Friday, September 30, 2011

I think this underlines the American capacity to generate political good sense. Now I know for many that's an oxymoron, but it's only arrived at that unwelcome status because of the raucous behaviour of the bear-pit celebrity politicians, whose acumen I have yet to uncover. Nevertheless, that's the noise that's obscured the real sounds of a healthy American body politic. One that's decorous, civil, shorn of any flim-flam, and straight to the point.

I love this example that I spotted in an article in tonight's Standard about Elizabeth Warren, the Democratic senatorial candidate for Massachusetts; it's perfect, it's also an excellent instance of exactly why tax is good, and takes the wind out of the self-appointed all government is bad, head bangers. I'll let her words take over now: "You built a factory out there? Good for you. But I want to be clear: you moved your goods to market on the roads the rest of us paid for; you hired the workers the rest of us paid to educate; you were safe in your factory because of the police and fire departments the rest of us paid for. You did n't have to worry that marauding bands would would come and seize everything at your factory, and hire someone to protect against this, because of the work the rest of us did".

──────────────────────────────

[Request A] In the blog post on Elizabeth Warren, reproduce word for word everything from "I think this" down to "to the point.".
[Request B]
Answer these questions using the blog post on Elizabeth Warren:
(i) What date appears at the top of the post?
(ii) What four qualities does the writer attribute to the healthy American body politic?
(iii) For which state is Elizabeth Warren the Democratic senatorial candidate?

[Entries shown]
──────────────────────────────

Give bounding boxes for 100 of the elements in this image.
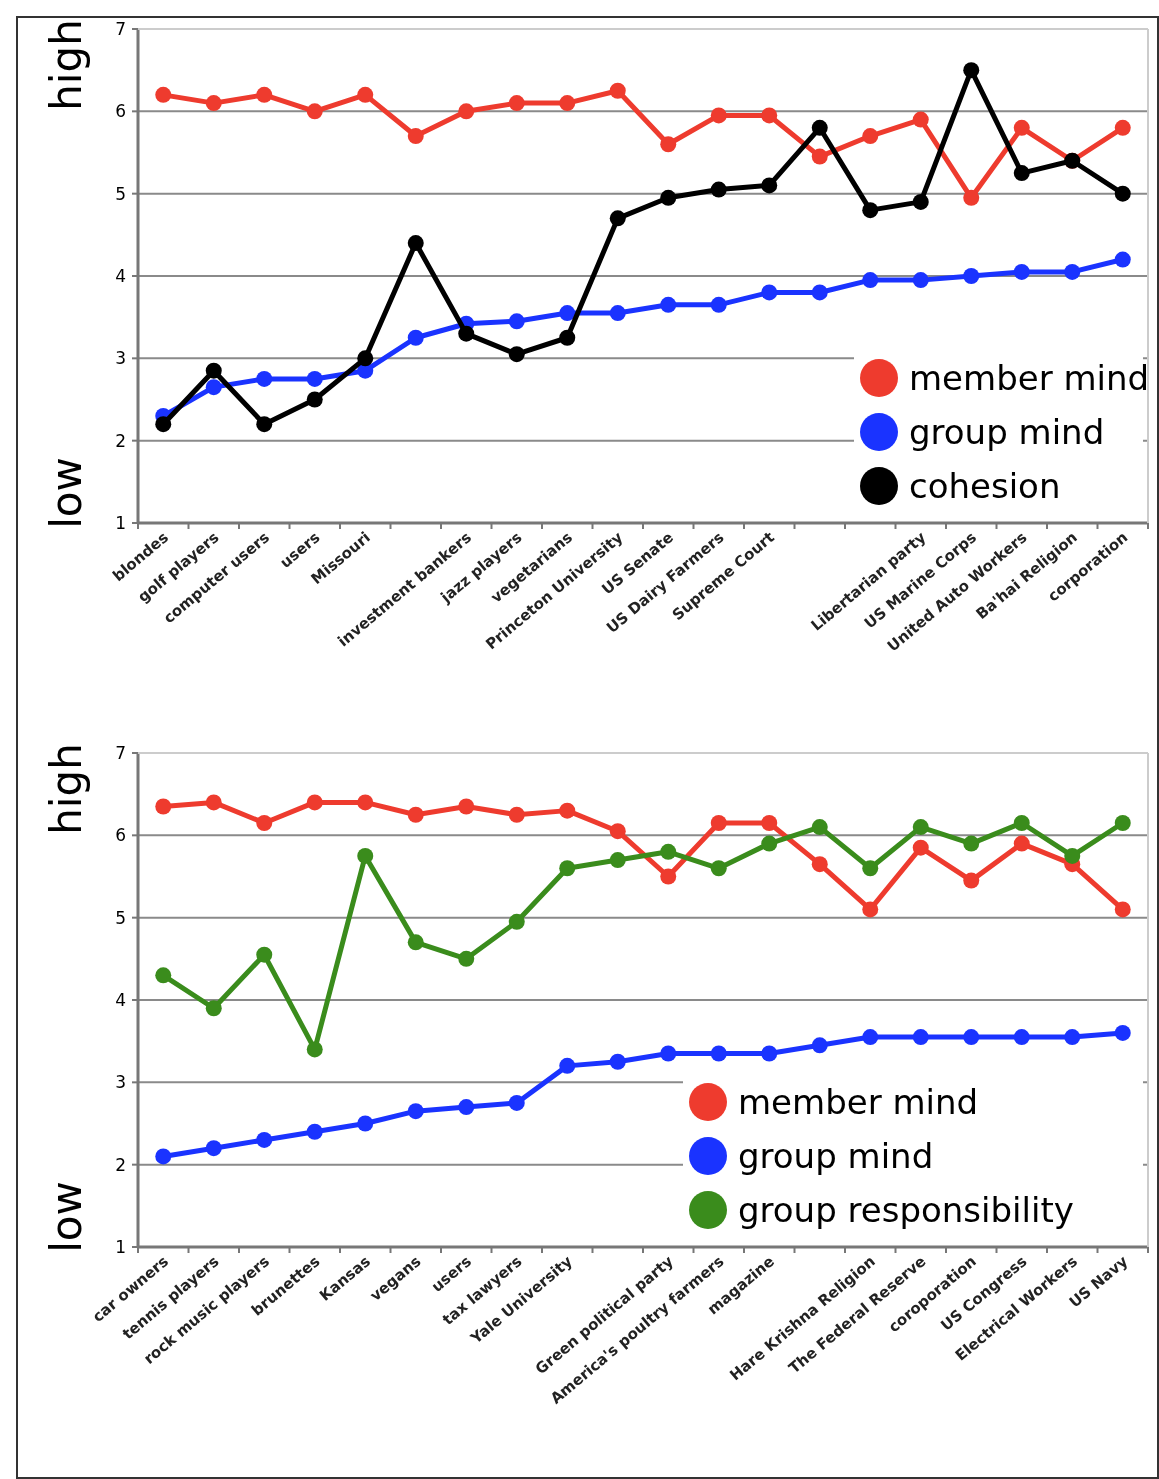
point bbox=[458, 1099, 475, 1116]
point bbox=[811, 148, 828, 165]
point bbox=[660, 868, 677, 885]
point bbox=[357, 794, 374, 811]
y-tick-label: 4 bbox=[115, 989, 126, 1010]
point bbox=[407, 235, 424, 252]
point bbox=[458, 950, 475, 967]
point bbox=[710, 107, 727, 124]
point bbox=[205, 95, 222, 112]
y-tick-label: 2 bbox=[115, 430, 126, 451]
legend-label: group mind bbox=[738, 1135, 934, 1176]
point bbox=[155, 1148, 172, 1165]
point bbox=[508, 806, 525, 823]
point bbox=[660, 189, 677, 206]
legend-label: cohesion bbox=[909, 465, 1061, 506]
point bbox=[811, 284, 828, 301]
point bbox=[912, 272, 929, 289]
point bbox=[256, 814, 273, 831]
point bbox=[508, 1094, 525, 1111]
point bbox=[458, 103, 475, 120]
y-tick-label: 7 bbox=[115, 742, 126, 763]
point bbox=[963, 1029, 980, 1046]
point bbox=[609, 82, 626, 99]
point bbox=[559, 95, 576, 112]
point bbox=[357, 847, 374, 864]
point bbox=[710, 1045, 727, 1062]
point bbox=[508, 913, 525, 930]
point bbox=[609, 305, 626, 322]
point bbox=[1114, 251, 1131, 268]
point bbox=[205, 1140, 222, 1157]
point bbox=[559, 802, 576, 819]
point bbox=[256, 416, 273, 433]
point bbox=[559, 329, 576, 346]
point bbox=[407, 806, 424, 823]
point bbox=[1013, 165, 1030, 182]
point bbox=[862, 1029, 879, 1046]
point bbox=[1013, 835, 1030, 852]
point bbox=[1013, 263, 1030, 280]
point bbox=[963, 268, 980, 284]
point bbox=[357, 86, 374, 103]
point bbox=[710, 181, 727, 198]
y-tick-label: 4 bbox=[115, 265, 126, 286]
point bbox=[912, 819, 929, 836]
point bbox=[912, 839, 929, 856]
point bbox=[862, 860, 879, 877]
point bbox=[710, 860, 727, 877]
point bbox=[761, 835, 778, 852]
point bbox=[912, 111, 929, 128]
legend-label: group mind bbox=[909, 411, 1105, 452]
point bbox=[508, 95, 525, 112]
point bbox=[761, 107, 778, 124]
point bbox=[256, 86, 273, 103]
point bbox=[306, 391, 323, 408]
text: high bbox=[41, 743, 91, 835]
point bbox=[306, 370, 323, 387]
y-tick-label: 7 bbox=[115, 18, 126, 39]
point bbox=[862, 202, 879, 219]
point bbox=[1013, 119, 1030, 136]
point bbox=[205, 379, 222, 396]
point bbox=[761, 284, 778, 301]
point bbox=[407, 128, 424, 145]
point bbox=[710, 814, 727, 831]
legend-label: member mind bbox=[738, 1081, 979, 1122]
legend-label: member mind bbox=[909, 357, 1150, 398]
point bbox=[559, 1057, 576, 1074]
point bbox=[811, 119, 828, 136]
point bbox=[1064, 847, 1081, 864]
point bbox=[256, 946, 273, 963]
point bbox=[963, 62, 980, 79]
point bbox=[1114, 901, 1131, 918]
y-tick-label: 1 bbox=[115, 1236, 126, 1257]
point bbox=[609, 1053, 626, 1070]
point bbox=[609, 852, 626, 869]
point bbox=[811, 856, 828, 873]
point bbox=[660, 843, 677, 860]
point bbox=[761, 814, 778, 831]
point bbox=[1114, 1024, 1131, 1041]
point bbox=[508, 346, 525, 363]
point bbox=[1064, 263, 1081, 280]
y-tick-label: 6 bbox=[115, 825, 126, 846]
y-tick-label: 1 bbox=[115, 512, 126, 533]
point bbox=[912, 1029, 929, 1046]
point bbox=[1114, 119, 1131, 136]
point bbox=[306, 794, 323, 811]
point bbox=[963, 835, 980, 852]
point bbox=[407, 1103, 424, 1120]
y-tick-label: 5 bbox=[115, 907, 126, 928]
point bbox=[710, 296, 727, 313]
point bbox=[155, 416, 172, 433]
point bbox=[357, 350, 374, 367]
point bbox=[407, 934, 424, 951]
point bbox=[660, 296, 677, 313]
point bbox=[1114, 185, 1131, 202]
point bbox=[306, 103, 323, 120]
point bbox=[559, 305, 576, 322]
point bbox=[155, 967, 172, 984]
point bbox=[811, 819, 828, 836]
point bbox=[205, 794, 222, 811]
point bbox=[357, 1115, 374, 1132]
point bbox=[811, 1037, 828, 1054]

──────────────────────────────

[Final result A]
I think this underlines the American capacity to generate political good sense. Now I know for many that's an oxymoron, but it's only arrived at that unwelcome status because of the raucous behaviour of the bear-pit celebrity politicians, whose acumen I have yet to uncover. Nevertheless, that's the noise that's obscured the real sounds of a healthy American body politic. One that's decorous, civil, shorn of any flim-flam, and straight to the point.

[Final result B]
(i) Friday, September 30, 2011
(ii) Decorous, civil, shorn of any flim-flam, and straight to the point
(iii) Massachusetts